[begin ENTRIES]
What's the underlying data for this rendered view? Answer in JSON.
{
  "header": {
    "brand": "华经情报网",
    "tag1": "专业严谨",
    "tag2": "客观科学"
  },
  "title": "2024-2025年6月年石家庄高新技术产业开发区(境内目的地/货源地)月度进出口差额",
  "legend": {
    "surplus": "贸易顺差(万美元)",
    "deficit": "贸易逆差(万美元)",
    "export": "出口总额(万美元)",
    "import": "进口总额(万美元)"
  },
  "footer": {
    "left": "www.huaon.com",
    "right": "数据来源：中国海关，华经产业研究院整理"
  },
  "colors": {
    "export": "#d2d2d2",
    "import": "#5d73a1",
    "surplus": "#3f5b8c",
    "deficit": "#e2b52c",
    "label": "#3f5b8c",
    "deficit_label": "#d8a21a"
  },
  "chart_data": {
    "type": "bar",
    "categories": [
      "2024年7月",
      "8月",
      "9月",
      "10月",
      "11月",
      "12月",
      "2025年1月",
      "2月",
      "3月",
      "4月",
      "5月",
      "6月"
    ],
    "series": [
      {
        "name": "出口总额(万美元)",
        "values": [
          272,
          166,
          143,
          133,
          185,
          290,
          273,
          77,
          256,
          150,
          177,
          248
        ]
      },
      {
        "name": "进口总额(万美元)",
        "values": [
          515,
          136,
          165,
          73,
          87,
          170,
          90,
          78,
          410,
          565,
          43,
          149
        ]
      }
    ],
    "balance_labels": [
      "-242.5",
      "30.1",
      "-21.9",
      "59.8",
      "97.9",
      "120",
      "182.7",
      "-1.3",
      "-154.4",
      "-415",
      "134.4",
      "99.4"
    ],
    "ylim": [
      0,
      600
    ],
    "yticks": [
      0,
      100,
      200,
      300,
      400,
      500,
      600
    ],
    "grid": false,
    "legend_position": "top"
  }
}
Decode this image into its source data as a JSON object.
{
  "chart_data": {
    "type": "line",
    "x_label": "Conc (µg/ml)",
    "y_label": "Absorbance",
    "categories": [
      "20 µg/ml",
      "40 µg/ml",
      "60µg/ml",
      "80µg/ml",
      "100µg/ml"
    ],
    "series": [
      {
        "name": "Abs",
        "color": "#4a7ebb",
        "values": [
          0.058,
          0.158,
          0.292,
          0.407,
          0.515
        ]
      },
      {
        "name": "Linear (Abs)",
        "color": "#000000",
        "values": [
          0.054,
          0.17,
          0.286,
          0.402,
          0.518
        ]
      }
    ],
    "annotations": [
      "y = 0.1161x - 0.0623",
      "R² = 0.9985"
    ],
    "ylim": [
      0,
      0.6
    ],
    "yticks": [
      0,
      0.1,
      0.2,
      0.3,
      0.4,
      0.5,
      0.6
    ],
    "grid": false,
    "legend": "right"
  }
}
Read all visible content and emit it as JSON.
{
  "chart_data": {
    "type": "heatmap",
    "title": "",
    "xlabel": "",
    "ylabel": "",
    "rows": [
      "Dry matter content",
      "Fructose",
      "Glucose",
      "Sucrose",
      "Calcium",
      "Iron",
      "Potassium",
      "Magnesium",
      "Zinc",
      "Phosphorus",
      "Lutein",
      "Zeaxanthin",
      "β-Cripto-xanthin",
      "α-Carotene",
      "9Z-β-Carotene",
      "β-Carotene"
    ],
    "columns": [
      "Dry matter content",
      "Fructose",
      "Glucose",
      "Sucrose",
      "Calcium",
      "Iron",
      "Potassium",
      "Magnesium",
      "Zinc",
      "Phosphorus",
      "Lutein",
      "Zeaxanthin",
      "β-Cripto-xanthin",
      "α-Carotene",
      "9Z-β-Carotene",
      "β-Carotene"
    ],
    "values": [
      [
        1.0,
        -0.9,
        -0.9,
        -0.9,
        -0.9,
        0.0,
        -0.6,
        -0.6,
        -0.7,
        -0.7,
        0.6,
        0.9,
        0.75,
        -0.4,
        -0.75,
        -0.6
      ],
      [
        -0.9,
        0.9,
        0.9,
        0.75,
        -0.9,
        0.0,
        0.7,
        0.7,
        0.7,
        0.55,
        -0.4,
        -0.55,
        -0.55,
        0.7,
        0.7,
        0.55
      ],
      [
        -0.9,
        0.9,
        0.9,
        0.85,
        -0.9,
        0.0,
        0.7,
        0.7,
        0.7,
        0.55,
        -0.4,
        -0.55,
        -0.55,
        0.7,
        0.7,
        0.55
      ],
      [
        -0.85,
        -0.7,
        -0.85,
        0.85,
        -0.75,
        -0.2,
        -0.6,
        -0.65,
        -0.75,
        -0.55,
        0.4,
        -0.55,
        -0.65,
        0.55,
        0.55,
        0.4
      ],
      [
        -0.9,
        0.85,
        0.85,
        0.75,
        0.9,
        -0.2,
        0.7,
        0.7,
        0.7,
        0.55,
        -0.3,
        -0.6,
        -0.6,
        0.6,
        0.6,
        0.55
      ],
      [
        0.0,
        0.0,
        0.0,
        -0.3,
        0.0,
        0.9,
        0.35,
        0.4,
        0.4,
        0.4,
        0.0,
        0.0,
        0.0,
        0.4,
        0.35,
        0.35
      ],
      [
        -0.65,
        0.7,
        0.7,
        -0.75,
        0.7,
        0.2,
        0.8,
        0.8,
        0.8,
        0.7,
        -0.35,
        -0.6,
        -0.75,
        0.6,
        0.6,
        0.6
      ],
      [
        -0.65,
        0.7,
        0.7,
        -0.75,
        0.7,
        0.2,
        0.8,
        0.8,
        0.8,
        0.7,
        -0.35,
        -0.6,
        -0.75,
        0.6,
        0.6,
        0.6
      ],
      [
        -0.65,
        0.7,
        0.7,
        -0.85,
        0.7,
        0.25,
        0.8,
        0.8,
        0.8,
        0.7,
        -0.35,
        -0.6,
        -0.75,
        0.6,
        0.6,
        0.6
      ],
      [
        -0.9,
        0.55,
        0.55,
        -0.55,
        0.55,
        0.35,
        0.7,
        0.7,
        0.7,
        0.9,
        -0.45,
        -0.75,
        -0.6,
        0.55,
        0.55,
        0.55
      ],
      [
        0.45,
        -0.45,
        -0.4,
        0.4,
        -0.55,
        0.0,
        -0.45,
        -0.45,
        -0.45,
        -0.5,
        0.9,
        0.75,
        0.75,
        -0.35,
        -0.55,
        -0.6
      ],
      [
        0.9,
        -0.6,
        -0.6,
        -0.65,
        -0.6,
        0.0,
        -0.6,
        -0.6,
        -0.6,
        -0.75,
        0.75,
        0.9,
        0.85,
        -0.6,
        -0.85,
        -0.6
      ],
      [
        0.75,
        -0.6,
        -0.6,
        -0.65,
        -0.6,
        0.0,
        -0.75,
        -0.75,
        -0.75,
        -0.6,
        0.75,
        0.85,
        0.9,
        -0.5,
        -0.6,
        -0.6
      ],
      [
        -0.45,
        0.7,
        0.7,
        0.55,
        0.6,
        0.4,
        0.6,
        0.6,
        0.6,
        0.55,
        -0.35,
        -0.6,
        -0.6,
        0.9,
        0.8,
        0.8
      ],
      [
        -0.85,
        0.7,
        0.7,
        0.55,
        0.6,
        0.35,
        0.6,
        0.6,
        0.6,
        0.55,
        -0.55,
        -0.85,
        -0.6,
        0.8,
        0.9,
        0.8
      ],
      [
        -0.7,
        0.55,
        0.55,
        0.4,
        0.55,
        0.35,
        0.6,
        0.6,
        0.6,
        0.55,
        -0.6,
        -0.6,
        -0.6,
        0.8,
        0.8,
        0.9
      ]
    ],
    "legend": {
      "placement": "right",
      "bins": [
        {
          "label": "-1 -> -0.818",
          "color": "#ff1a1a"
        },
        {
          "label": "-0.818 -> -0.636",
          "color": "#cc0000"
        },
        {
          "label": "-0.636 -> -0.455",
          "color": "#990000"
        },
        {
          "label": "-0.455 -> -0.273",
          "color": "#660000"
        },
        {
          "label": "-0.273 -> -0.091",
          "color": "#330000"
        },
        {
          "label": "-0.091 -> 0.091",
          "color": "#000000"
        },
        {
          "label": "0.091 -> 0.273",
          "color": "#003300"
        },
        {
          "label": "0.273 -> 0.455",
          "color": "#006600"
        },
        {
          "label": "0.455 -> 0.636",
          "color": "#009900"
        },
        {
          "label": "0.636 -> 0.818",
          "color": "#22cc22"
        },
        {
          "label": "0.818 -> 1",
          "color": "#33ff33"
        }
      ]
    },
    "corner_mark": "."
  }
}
[end ENTRIES]
### WHAT TO PRODUCE
Work out how many lines in the entries hold the string "name". Your answer should consist solely of that number.

### THE SOLUTION
4